(Data extract):
_ _ _ _

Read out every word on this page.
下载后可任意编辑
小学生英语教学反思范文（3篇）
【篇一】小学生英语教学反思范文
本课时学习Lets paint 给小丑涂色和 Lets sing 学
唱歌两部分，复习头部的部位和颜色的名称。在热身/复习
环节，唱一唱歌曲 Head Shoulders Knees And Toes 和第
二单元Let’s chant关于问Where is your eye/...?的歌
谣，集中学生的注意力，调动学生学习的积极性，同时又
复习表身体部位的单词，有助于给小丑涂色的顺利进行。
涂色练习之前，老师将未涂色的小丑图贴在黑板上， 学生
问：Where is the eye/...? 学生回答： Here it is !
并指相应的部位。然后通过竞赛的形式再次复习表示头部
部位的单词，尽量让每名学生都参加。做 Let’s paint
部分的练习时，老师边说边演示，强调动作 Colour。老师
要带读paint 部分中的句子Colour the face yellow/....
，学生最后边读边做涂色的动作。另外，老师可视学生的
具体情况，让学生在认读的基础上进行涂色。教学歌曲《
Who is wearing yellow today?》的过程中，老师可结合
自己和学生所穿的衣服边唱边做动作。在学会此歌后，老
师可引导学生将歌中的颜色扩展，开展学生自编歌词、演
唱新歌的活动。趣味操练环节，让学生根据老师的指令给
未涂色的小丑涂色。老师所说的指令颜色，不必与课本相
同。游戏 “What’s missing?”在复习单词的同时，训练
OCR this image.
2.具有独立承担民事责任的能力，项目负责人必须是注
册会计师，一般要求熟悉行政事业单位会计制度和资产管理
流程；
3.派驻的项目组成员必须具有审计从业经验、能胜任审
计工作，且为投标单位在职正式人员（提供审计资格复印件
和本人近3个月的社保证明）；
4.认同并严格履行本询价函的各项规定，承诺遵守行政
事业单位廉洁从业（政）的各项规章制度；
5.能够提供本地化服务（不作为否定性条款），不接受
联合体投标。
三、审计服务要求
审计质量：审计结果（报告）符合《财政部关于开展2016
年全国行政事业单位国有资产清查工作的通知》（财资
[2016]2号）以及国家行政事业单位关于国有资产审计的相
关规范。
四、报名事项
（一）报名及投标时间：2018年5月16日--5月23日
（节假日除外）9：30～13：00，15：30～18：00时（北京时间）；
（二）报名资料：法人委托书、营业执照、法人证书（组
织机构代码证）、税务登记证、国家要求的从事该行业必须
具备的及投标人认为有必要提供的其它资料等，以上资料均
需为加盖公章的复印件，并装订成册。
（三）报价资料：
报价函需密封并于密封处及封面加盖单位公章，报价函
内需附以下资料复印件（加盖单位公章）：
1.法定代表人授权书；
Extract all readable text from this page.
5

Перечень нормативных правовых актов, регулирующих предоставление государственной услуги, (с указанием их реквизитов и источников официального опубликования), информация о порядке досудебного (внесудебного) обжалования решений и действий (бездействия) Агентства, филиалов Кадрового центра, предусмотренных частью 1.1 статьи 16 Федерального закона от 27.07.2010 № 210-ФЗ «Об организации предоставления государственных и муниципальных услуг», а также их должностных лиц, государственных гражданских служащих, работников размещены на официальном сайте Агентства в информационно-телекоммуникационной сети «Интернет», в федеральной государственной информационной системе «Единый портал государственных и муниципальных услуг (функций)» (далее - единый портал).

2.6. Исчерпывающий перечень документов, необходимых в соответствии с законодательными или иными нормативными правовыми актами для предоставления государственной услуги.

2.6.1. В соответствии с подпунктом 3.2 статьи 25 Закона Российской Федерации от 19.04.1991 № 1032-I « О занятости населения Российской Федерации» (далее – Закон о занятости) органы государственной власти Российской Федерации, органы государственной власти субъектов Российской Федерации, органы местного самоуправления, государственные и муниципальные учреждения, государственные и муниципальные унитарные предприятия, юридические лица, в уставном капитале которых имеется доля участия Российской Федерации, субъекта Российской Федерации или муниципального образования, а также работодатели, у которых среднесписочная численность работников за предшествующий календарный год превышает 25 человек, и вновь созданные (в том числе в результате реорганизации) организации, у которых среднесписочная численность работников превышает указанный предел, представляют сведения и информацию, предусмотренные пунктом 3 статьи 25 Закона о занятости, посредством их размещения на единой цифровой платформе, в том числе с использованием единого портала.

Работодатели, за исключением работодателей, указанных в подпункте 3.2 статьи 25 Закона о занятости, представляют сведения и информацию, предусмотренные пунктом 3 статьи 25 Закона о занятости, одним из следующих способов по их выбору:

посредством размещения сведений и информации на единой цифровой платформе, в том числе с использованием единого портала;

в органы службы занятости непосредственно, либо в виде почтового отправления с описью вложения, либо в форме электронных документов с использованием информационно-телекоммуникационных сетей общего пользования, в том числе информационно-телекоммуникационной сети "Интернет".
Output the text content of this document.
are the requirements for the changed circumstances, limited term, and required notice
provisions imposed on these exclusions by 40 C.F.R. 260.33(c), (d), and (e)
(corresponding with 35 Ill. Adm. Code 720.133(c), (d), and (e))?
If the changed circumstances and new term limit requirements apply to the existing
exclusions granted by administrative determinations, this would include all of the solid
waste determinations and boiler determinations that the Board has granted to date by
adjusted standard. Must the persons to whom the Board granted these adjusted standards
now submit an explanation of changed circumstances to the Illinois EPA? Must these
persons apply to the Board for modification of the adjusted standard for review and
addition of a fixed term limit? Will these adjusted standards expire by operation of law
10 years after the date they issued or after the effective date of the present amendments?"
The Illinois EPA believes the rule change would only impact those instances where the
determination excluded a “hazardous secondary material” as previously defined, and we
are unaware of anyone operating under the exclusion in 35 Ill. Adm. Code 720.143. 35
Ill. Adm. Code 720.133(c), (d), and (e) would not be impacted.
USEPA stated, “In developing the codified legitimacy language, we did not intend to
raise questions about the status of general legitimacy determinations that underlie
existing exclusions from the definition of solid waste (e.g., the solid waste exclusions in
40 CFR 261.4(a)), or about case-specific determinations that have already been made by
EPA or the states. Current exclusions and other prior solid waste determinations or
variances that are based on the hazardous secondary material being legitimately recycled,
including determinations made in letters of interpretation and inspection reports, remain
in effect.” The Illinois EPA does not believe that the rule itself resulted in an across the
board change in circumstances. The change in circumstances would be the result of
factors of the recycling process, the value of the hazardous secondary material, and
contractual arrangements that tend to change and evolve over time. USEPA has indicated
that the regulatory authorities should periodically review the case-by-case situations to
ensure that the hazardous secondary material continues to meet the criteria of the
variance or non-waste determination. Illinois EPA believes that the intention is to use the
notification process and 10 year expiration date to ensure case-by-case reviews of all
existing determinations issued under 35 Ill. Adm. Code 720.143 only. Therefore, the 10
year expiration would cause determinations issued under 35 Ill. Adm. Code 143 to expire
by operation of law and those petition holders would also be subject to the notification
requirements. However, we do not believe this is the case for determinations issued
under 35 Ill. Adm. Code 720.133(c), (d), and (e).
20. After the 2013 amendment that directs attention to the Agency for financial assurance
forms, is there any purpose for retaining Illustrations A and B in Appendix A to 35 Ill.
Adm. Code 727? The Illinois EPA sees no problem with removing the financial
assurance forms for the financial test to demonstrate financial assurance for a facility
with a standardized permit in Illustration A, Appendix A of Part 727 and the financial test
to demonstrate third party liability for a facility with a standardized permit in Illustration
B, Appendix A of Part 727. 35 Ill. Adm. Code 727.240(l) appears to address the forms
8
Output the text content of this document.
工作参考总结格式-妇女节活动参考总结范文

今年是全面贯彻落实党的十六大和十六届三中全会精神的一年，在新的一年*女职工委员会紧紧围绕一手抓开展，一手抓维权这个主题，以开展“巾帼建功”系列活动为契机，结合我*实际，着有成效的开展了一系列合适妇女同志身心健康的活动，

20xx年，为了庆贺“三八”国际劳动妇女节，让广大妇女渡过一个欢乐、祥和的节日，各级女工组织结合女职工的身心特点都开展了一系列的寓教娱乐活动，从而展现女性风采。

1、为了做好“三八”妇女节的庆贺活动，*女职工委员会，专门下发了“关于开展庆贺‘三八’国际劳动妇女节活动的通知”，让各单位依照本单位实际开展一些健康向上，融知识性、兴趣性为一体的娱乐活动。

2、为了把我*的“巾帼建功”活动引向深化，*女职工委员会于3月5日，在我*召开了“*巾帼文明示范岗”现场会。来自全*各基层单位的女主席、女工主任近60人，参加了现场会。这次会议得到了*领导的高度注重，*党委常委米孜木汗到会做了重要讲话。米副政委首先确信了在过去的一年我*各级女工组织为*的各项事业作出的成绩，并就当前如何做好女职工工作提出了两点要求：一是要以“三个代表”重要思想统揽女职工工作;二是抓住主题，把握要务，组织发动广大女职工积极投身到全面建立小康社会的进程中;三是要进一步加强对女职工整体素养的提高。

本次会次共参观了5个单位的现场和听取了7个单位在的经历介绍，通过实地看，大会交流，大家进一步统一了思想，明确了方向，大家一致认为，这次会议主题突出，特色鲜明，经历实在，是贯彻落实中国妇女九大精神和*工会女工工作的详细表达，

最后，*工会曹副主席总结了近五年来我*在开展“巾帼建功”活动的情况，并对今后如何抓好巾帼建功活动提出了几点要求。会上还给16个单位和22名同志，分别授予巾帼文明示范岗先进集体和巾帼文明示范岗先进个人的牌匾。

_ _ _ _

(Work to complete): Identify the lines of the data that contain the word "date". Copy each of them.

(Solution to this task):
waste determinations and boiler determinations that the Board has granted to date by
10 years after the date they issued or after the effective date of the present amendments?"
notification process and 10 year expiration date to ensure case-by-case reviews of all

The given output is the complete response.